* The records *
:::::
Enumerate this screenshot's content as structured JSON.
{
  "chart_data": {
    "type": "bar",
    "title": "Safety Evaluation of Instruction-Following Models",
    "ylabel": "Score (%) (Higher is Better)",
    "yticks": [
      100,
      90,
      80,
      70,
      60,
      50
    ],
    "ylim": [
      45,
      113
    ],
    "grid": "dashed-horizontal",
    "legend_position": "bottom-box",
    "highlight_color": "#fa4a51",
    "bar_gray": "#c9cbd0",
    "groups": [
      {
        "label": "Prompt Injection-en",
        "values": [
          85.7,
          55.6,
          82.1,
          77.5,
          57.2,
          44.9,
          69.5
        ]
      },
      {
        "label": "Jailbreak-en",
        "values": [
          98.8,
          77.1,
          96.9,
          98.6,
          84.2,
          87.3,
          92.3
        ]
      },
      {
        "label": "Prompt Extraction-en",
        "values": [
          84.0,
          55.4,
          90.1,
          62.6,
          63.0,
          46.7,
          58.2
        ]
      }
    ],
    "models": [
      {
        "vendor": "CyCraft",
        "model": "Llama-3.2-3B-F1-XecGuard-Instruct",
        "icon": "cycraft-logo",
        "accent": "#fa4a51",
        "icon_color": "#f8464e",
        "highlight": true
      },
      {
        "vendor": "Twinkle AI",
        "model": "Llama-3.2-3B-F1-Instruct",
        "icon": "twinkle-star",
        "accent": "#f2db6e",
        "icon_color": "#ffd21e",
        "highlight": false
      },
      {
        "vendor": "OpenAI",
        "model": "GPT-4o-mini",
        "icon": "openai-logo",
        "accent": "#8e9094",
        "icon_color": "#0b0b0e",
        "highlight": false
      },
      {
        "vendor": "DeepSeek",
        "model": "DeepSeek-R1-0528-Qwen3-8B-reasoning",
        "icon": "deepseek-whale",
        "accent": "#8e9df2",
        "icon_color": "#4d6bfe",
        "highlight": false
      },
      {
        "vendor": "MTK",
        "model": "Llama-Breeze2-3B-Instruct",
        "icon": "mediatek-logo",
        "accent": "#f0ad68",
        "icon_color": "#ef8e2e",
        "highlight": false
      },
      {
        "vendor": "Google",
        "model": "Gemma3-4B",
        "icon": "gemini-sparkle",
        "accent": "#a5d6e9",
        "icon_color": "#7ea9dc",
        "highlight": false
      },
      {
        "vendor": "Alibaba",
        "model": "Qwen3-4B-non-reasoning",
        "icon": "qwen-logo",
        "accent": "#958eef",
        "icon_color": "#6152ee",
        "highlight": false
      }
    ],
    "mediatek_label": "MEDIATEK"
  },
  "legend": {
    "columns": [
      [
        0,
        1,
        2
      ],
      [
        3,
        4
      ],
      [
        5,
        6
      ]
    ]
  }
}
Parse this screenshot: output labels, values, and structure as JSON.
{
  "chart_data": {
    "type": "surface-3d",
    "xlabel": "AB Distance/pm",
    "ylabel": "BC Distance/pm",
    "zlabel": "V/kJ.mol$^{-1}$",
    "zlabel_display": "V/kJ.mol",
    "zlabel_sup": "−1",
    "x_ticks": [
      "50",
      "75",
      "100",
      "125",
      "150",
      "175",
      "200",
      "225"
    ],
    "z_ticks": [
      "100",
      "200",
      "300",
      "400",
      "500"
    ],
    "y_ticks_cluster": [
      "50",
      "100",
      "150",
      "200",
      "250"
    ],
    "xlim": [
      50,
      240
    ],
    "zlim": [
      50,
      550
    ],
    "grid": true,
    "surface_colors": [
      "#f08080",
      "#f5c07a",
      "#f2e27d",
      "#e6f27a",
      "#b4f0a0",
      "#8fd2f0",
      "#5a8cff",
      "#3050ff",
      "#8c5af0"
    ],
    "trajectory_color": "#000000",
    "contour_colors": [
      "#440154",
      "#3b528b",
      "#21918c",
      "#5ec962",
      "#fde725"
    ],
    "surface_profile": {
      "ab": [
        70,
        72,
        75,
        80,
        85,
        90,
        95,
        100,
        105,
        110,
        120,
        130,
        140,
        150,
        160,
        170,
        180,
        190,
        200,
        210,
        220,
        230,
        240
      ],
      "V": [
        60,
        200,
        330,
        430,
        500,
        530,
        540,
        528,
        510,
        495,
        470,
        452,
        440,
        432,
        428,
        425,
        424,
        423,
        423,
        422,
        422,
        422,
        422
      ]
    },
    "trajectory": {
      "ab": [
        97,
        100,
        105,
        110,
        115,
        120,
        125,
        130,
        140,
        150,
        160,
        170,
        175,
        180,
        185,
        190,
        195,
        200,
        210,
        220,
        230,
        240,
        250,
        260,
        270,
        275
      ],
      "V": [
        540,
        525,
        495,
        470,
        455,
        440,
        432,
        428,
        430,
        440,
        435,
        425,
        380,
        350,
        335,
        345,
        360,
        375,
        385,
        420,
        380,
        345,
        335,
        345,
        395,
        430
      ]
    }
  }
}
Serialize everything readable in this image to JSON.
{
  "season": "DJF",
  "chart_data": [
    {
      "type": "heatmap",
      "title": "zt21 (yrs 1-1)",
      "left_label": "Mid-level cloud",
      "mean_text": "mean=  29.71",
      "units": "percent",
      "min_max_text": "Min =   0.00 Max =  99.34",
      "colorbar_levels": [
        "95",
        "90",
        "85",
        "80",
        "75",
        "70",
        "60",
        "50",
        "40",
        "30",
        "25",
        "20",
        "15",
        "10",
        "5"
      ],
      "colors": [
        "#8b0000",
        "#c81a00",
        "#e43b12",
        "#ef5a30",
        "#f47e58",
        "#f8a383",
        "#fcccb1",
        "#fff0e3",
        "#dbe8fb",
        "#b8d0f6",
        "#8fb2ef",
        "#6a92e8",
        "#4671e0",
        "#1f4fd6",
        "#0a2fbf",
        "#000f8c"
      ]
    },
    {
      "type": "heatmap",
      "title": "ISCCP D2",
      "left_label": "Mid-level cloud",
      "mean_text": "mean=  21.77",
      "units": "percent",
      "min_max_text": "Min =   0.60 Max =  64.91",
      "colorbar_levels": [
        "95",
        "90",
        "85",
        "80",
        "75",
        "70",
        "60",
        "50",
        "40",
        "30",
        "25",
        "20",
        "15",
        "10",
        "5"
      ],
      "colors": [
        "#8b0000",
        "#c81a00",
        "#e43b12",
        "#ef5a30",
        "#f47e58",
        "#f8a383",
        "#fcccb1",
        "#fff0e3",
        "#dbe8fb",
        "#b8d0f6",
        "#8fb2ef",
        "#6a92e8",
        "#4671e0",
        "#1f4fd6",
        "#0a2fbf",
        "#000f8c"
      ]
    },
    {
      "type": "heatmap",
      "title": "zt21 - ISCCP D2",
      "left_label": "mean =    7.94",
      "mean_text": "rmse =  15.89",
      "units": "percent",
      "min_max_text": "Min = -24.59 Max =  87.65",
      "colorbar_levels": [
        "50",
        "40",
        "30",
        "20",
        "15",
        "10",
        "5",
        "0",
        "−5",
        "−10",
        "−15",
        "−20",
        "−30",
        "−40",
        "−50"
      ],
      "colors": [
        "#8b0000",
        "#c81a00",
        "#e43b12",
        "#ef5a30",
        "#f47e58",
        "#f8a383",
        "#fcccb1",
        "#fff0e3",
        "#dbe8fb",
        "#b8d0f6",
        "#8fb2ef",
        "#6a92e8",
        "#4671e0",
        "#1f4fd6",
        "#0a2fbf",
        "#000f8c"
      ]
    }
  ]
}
:::::
* Aim *
State the number of lines in the records that include "reasoning", and write nothing else.

* Correct output *
2